[WHAT YOU HAVE TO DO]:
Review the lines that follow and copy each one that contains the word "wobei".

[RECORDS FOR THE EXERCISE]:

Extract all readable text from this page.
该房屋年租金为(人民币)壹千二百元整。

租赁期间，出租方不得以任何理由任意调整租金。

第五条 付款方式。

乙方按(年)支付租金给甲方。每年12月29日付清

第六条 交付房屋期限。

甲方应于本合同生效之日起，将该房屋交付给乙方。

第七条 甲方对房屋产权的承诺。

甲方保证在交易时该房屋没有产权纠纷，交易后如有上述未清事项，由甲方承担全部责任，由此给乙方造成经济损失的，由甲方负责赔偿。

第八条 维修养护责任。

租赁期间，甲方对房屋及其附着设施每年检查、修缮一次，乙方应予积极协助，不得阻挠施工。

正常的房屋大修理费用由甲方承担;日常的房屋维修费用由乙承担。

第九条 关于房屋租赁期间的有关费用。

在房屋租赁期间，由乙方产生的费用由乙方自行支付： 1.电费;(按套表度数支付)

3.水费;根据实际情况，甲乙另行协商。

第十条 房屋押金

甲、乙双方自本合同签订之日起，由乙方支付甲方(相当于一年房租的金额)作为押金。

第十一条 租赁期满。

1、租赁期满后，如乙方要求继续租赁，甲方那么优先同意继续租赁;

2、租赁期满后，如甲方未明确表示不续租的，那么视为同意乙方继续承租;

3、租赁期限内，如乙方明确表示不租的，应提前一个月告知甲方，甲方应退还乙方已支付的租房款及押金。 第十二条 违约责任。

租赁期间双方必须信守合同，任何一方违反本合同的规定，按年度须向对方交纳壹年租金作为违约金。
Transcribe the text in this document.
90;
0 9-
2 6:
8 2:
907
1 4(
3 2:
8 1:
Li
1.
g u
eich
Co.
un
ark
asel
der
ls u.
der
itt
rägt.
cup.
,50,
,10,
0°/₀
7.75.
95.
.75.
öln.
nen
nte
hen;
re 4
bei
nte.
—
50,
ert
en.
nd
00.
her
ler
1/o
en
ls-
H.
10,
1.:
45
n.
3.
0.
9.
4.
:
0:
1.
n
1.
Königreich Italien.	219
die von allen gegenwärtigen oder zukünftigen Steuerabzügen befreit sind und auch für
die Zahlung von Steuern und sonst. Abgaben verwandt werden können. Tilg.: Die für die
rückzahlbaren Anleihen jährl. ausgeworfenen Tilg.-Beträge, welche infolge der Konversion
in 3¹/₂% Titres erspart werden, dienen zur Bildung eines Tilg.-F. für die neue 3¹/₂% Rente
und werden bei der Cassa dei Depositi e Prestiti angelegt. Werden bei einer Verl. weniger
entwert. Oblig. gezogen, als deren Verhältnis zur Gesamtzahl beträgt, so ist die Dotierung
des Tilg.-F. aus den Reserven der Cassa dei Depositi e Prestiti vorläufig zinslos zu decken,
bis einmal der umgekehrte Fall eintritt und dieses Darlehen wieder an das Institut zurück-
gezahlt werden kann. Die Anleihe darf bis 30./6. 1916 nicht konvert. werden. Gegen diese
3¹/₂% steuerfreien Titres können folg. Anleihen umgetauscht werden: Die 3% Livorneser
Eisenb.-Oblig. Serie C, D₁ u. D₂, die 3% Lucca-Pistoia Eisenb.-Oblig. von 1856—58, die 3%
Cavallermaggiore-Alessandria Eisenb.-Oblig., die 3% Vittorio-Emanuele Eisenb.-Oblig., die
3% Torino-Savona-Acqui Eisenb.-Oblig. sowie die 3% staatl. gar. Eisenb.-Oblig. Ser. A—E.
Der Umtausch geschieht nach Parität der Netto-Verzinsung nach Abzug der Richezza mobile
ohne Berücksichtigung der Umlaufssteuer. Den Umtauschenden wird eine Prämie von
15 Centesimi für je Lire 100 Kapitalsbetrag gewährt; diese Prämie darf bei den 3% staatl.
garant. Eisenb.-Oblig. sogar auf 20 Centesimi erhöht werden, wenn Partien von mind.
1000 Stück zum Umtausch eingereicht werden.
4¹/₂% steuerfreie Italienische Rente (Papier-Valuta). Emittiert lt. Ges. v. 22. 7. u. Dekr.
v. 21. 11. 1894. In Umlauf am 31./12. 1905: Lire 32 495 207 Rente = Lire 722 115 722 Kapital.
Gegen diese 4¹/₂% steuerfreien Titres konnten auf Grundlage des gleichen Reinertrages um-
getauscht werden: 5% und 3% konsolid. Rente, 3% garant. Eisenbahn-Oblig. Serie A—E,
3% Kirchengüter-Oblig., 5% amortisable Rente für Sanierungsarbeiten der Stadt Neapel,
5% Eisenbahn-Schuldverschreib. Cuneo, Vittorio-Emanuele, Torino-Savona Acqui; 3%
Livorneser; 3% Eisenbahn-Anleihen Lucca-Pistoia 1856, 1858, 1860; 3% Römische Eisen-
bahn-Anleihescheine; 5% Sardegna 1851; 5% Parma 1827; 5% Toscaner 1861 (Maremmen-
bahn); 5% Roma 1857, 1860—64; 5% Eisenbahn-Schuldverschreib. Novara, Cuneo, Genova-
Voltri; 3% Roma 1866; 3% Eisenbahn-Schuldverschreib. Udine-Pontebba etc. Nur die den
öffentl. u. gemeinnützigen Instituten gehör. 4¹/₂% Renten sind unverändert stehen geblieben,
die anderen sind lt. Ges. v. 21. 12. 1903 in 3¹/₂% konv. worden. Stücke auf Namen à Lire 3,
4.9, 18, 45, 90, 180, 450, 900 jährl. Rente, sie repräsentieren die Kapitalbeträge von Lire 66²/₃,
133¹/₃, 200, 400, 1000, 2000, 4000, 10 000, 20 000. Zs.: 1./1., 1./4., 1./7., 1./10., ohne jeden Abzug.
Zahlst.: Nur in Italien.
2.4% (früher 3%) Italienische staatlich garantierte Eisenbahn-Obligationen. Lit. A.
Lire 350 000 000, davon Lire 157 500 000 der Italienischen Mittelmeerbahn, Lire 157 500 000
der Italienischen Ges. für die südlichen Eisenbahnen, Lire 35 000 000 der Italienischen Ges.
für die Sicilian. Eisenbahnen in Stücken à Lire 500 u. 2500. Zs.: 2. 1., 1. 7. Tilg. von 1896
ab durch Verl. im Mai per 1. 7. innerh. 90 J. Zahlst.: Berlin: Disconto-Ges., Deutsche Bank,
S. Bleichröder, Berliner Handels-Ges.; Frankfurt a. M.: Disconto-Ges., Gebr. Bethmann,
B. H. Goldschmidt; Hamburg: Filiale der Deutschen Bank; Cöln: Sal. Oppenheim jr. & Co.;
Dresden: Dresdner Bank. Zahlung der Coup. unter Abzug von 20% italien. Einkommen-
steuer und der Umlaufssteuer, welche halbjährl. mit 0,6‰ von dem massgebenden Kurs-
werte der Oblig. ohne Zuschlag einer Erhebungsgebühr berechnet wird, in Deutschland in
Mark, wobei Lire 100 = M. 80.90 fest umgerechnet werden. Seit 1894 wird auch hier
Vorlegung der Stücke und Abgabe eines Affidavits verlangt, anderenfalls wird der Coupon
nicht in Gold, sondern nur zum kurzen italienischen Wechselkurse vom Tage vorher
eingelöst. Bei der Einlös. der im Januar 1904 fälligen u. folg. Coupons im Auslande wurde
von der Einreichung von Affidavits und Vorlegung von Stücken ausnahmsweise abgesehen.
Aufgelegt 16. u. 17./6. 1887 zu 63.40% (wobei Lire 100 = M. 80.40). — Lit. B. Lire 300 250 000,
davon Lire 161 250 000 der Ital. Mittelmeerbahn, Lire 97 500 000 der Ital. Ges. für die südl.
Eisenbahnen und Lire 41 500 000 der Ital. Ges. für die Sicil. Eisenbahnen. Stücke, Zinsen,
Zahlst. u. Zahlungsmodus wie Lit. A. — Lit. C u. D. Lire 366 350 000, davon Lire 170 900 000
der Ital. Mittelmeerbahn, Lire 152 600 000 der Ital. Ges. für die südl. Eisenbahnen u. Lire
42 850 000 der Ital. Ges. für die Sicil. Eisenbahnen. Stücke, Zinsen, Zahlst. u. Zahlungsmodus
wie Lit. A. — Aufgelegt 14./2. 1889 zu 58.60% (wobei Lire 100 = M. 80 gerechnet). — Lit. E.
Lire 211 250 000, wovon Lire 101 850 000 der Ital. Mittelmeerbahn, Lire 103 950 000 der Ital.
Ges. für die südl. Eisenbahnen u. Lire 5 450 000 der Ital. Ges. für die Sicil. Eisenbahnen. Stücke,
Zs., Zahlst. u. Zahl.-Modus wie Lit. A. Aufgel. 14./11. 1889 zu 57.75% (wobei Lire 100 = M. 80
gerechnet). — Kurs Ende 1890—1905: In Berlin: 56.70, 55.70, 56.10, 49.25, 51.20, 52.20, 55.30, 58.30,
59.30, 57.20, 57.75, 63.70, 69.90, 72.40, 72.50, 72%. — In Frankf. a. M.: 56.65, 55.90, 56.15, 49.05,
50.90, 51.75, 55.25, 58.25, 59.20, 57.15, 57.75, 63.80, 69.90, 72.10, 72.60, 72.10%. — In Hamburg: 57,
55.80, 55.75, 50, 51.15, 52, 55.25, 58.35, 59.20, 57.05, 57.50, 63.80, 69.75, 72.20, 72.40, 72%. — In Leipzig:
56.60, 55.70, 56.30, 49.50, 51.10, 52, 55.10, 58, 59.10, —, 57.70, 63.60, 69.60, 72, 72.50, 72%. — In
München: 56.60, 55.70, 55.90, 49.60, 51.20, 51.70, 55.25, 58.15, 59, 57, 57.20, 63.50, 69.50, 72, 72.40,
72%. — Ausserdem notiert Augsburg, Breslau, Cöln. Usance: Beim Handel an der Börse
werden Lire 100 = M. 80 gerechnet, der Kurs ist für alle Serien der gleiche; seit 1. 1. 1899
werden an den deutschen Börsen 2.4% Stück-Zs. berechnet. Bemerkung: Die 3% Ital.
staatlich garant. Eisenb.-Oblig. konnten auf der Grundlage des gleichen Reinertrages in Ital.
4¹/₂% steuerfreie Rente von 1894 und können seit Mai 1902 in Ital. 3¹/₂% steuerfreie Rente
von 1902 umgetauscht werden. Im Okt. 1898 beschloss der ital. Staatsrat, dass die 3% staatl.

[THE RESPONSE]:
Mark, wobei Lire 100 = M. 80.90 fest umgerechnet werden. Seit 1894 wird auch hier
Aufgelegt 16. u. 17./6. 1887 zu 63.40% (wobei Lire 100 = M. 80.40). — Lit. B. Lire 300 250 000,
wie Lit. A. — Aufgelegt 14./2. 1889 zu 58.60% (wobei Lire 100 = M. 80 gerechnet). — Lit. E.
Zs., Zahlst. u. Zahl.-Modus wie Lit. A. Aufgel. 14./11. 1889 zu 57.75% (wobei Lire 100 = M. 80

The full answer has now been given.